* **SET TASK**:
Search the material for the string "this", then return every line where it is found.

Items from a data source
• • • •
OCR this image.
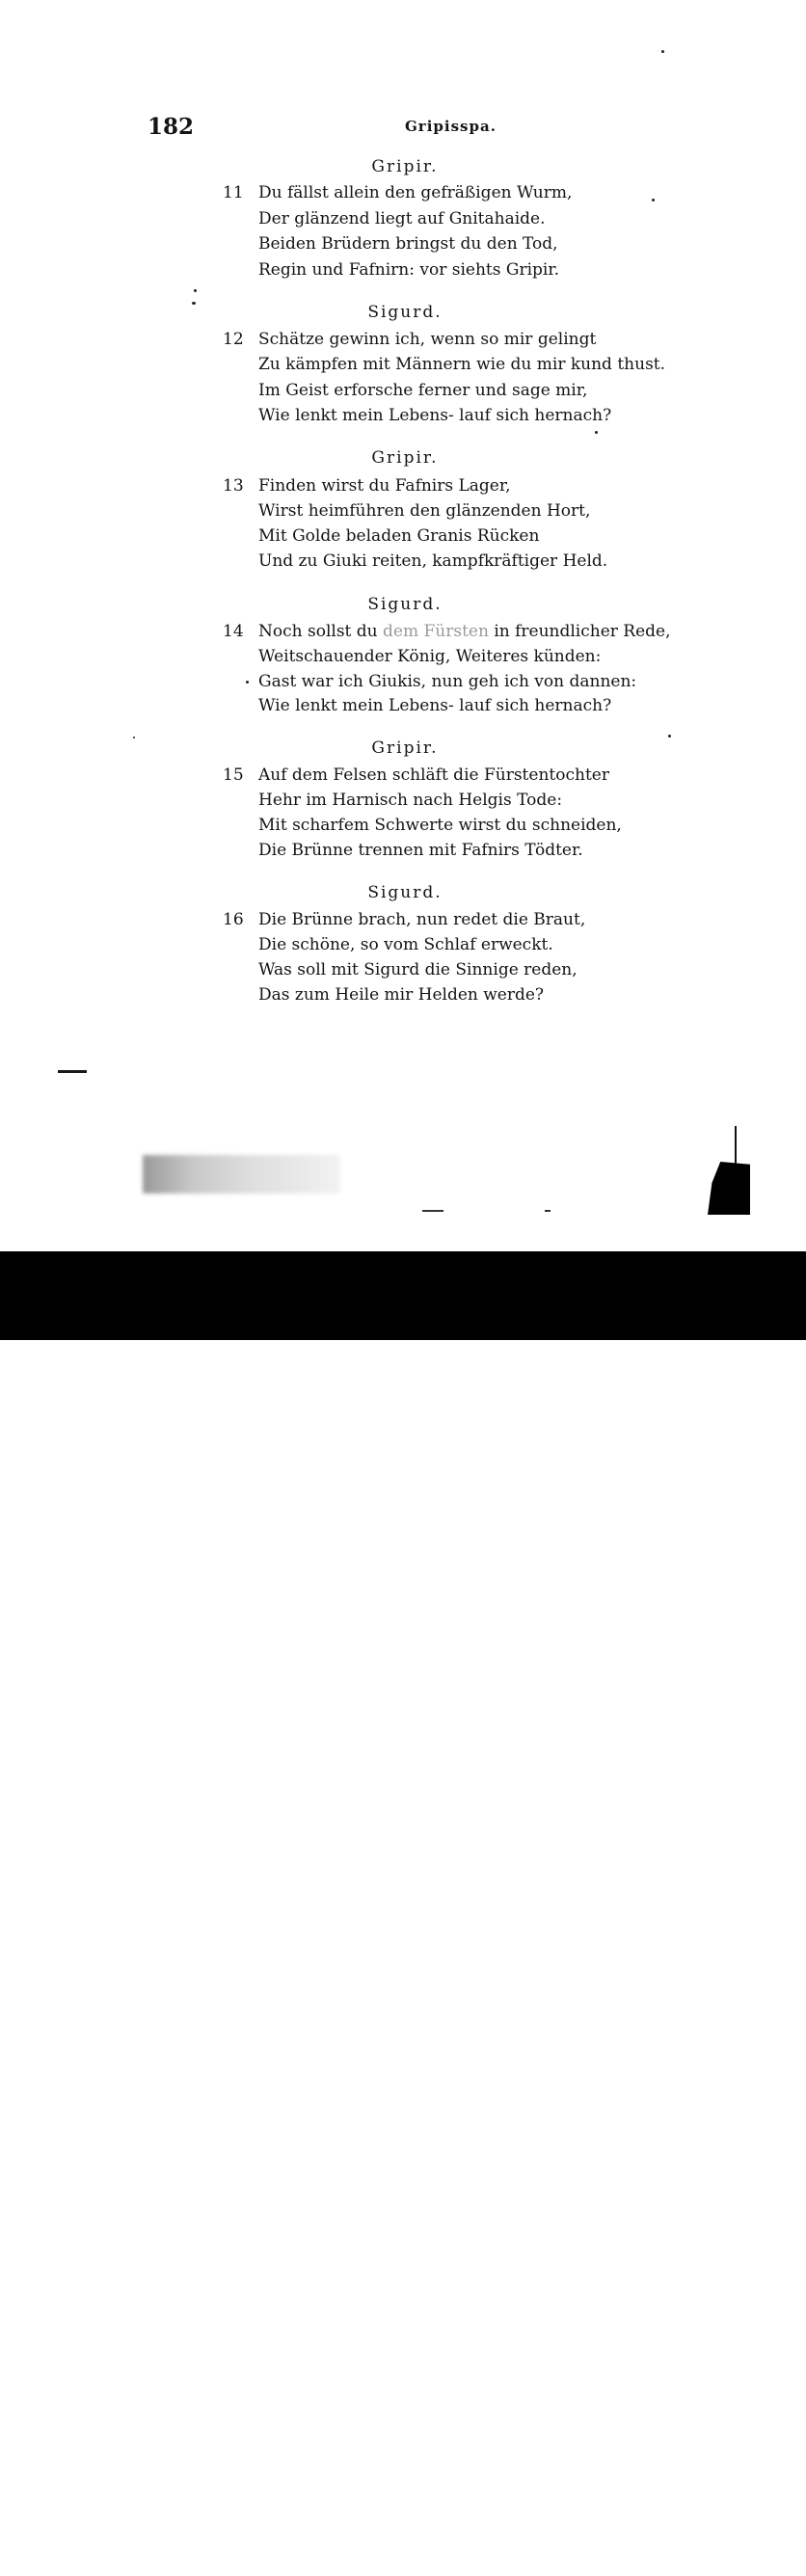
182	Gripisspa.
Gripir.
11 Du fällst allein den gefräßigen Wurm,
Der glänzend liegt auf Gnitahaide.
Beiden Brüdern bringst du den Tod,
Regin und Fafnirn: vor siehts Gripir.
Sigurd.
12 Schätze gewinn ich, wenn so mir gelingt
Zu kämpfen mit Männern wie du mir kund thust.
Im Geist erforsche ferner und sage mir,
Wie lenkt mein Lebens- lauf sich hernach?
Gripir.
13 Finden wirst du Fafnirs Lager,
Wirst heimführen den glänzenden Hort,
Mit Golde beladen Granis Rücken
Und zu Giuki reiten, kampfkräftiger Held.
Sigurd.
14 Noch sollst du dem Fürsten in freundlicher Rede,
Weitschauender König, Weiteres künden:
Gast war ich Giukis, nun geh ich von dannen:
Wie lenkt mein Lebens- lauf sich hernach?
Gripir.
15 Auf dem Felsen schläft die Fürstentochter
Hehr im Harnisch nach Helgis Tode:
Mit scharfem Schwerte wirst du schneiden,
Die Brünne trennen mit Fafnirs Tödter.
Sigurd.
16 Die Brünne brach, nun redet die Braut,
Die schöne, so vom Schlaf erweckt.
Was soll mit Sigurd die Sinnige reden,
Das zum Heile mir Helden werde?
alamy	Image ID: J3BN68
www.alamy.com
• • • •
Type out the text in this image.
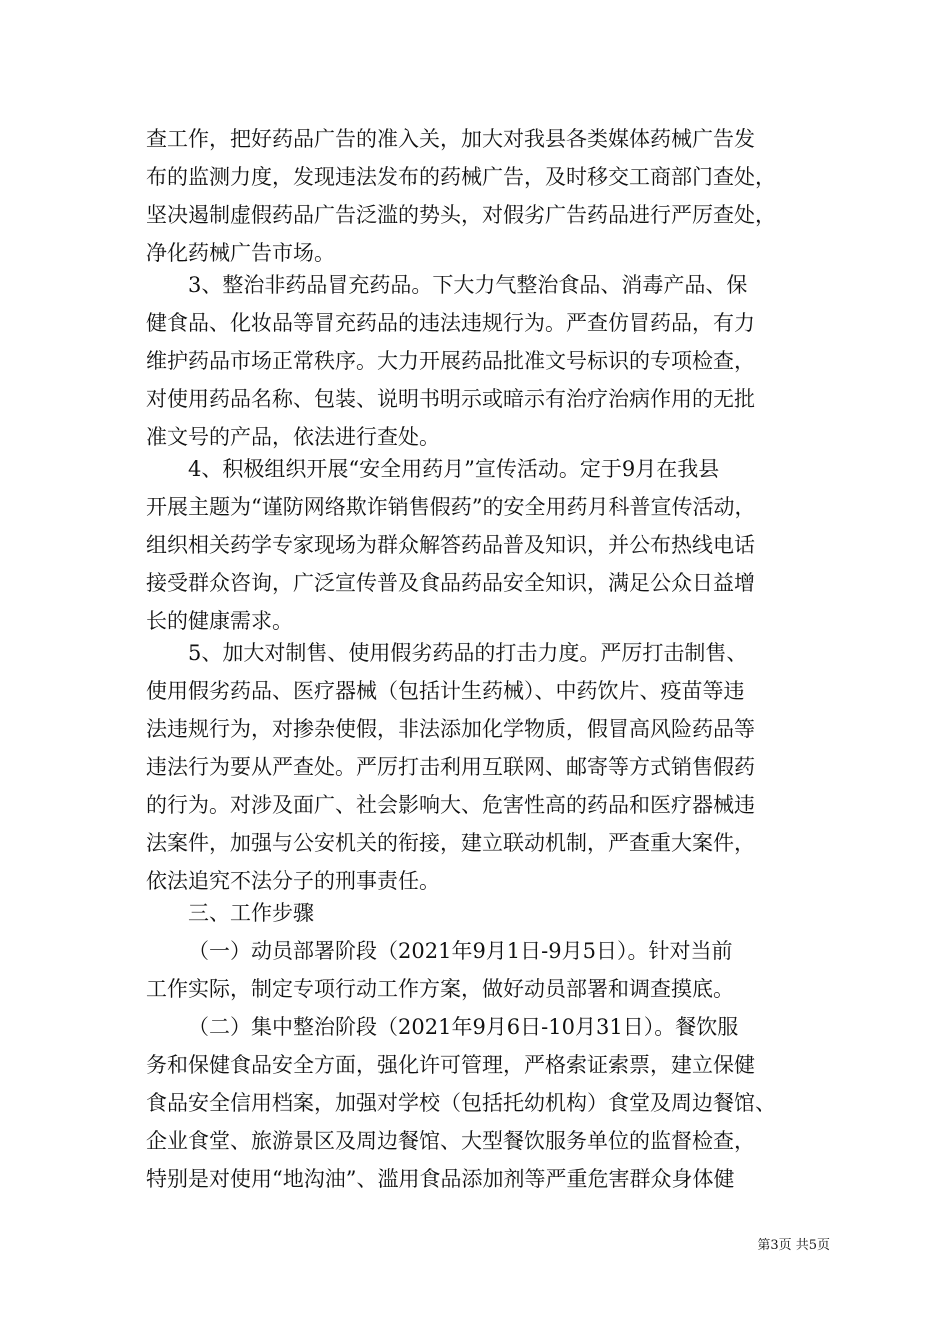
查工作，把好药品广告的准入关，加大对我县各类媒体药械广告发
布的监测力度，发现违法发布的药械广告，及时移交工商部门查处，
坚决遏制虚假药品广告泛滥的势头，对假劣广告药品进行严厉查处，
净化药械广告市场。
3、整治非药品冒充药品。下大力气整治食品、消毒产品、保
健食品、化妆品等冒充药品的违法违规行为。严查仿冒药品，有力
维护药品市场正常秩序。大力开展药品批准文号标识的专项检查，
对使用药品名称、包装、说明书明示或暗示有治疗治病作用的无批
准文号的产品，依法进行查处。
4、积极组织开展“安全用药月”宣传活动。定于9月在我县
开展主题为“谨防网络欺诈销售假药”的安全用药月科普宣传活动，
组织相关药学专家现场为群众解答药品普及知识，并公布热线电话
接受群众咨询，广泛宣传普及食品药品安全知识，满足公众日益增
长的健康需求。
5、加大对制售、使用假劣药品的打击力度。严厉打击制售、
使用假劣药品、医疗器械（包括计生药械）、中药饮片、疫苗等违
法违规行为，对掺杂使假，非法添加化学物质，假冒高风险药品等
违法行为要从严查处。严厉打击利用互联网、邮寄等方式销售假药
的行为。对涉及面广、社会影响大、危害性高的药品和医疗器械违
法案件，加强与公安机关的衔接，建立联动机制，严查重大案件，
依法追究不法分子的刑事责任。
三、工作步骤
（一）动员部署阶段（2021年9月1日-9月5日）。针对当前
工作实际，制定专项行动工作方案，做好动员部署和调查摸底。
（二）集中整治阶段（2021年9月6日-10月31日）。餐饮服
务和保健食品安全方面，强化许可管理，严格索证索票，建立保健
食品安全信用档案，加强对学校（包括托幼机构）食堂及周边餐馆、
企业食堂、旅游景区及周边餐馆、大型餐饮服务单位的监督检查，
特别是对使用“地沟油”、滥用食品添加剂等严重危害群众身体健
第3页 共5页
• • • •
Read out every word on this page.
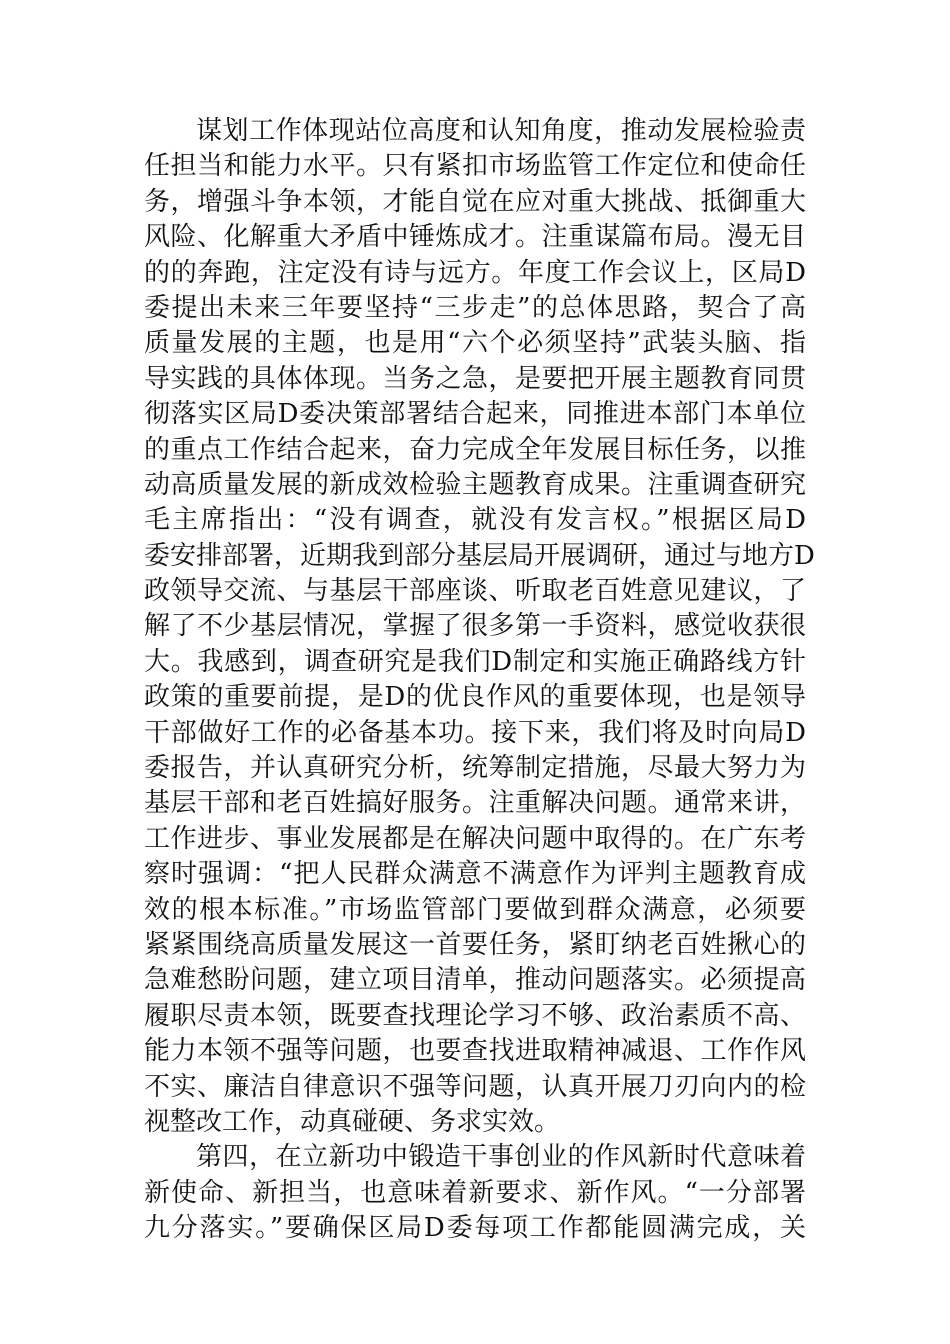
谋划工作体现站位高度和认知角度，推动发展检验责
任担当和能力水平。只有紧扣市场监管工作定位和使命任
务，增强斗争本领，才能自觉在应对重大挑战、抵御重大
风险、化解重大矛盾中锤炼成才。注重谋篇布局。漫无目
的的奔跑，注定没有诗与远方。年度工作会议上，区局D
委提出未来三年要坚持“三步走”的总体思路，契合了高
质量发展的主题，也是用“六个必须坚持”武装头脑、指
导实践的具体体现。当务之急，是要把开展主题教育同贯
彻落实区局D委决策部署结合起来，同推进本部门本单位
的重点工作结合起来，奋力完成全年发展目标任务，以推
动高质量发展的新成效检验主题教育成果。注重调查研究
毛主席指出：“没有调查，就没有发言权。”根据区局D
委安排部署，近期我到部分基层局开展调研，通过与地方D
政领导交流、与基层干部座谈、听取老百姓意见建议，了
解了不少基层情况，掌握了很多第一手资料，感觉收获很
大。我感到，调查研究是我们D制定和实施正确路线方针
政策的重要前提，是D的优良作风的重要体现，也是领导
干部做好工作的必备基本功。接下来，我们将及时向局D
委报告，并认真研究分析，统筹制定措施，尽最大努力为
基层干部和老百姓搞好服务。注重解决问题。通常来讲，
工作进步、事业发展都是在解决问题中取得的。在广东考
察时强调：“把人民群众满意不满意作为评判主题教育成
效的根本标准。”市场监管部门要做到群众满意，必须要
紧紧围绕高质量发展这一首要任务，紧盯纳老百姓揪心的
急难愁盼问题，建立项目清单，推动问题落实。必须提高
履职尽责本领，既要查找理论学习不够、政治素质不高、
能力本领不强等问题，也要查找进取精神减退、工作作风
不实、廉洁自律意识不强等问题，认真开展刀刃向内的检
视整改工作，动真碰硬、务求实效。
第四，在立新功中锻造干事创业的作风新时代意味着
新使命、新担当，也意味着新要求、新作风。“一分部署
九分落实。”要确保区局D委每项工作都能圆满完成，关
• • • •
* **ANSWER TO THE TASK**:
OCR this image.
Type out the text in this image.
Read out every word on this page.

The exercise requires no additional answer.